>> Begin GIVEN ENTRIES

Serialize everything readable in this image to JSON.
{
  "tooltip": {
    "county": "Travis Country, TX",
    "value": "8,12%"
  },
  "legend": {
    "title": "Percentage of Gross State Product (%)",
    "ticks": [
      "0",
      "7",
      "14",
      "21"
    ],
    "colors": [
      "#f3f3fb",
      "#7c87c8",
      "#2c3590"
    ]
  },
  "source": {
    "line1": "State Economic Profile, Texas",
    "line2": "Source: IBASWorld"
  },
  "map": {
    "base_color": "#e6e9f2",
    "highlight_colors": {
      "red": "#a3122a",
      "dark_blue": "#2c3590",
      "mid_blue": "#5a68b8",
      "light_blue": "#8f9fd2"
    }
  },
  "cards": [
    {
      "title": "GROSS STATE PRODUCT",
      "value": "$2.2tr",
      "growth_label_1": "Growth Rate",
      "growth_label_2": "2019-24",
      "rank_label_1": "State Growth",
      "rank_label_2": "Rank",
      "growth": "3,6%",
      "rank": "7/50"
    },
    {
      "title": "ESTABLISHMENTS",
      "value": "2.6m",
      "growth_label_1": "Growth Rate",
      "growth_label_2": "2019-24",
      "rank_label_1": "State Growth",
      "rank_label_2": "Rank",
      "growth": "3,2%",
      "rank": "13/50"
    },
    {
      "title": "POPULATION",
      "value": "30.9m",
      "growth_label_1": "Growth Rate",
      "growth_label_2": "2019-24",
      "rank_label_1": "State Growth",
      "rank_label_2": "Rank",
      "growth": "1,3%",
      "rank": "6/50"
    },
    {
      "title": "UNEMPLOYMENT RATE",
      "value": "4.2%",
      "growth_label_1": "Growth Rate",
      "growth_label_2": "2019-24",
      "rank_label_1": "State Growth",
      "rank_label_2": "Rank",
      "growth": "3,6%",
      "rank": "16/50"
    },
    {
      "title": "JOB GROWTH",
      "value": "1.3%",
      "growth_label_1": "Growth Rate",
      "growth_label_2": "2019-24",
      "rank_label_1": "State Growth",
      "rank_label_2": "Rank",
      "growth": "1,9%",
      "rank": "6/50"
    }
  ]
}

>> End GIVEN ENTRIES

◆ WHAT YOU NEED TO DO: Every record should be given again exactly.

◆ ANSWER IN FULL:
Serialize everything readable in this image to JSON.
{
  "tooltip": {
    "county": "Travis Country, TX",
    "value": "8,12%"
  },
  "legend": {
    "title": "Percentage of Gross State Product (%)",
    "ticks": [
      "0",
      "7",
      "14",
      "21"
    ],
    "colors": [
      "#f3f3fb",
      "#7c87c8",
      "#2c3590"
    ]
  },
  "source": {
    "line1": "State Economic Profile, Texas",
    "line2": "Source: IBASWorld"
  },
  "map": {
    "base_color": "#e6e9f2",
    "highlight_colors": {
      "red": "#a3122a",
      "dark_blue": "#2c3590",
      "mid_blue": "#5a68b8",
      "light_blue": "#8f9fd2"
    }
  },
  "cards": [
    {
      "title": "GROSS STATE PRODUCT",
      "value": "$2.2tr",
      "growth_label_1": "Growth Rate",
      "growth_label_2": "2019-24",
      "rank_label_1": "State Growth",
      "rank_label_2": "Rank",
      "growth": "3,6%",
      "rank": "7/50"
    },
    {
      "title": "ESTABLISHMENTS",
      "value": "2.6m",
      "growth_label_1": "Growth Rate",
      "growth_label_2": "2019-24",
      "rank_label_1": "State Growth",
      "rank_label_2": "Rank",
      "growth": "3,2%",
      "rank": "13/50"
    },
    {
      "title": "POPULATION",
      "value": "30.9m",
      "growth_label_1": "Growth Rate",
      "growth_label_2": "2019-24",
      "rank_label_1": "State Growth",
      "rank_label_2": "Rank",
      "growth": "1,3%",
      "rank": "6/50"
    },
    {
      "title": "UNEMPLOYMENT RATE",
      "value": "4.2%",
      "growth_label_1": "Growth Rate",
      "growth_label_2": "2019-24",
      "rank_label_1": "State Growth",
      "rank_label_2": "Rank",
      "growth": "3,6%",
      "rank": "16/50"
    },
    {
      "title": "JOB GROWTH",
      "value": "1.3%",
      "growth_label_1": "Growth Rate",
      "growth_label_2": "2019-24",
      "rank_label_1": "State Growth",
      "rank_label_2": "Rank",
      "growth": "1,9%",
      "rank": "6/50"
    }
  ]
}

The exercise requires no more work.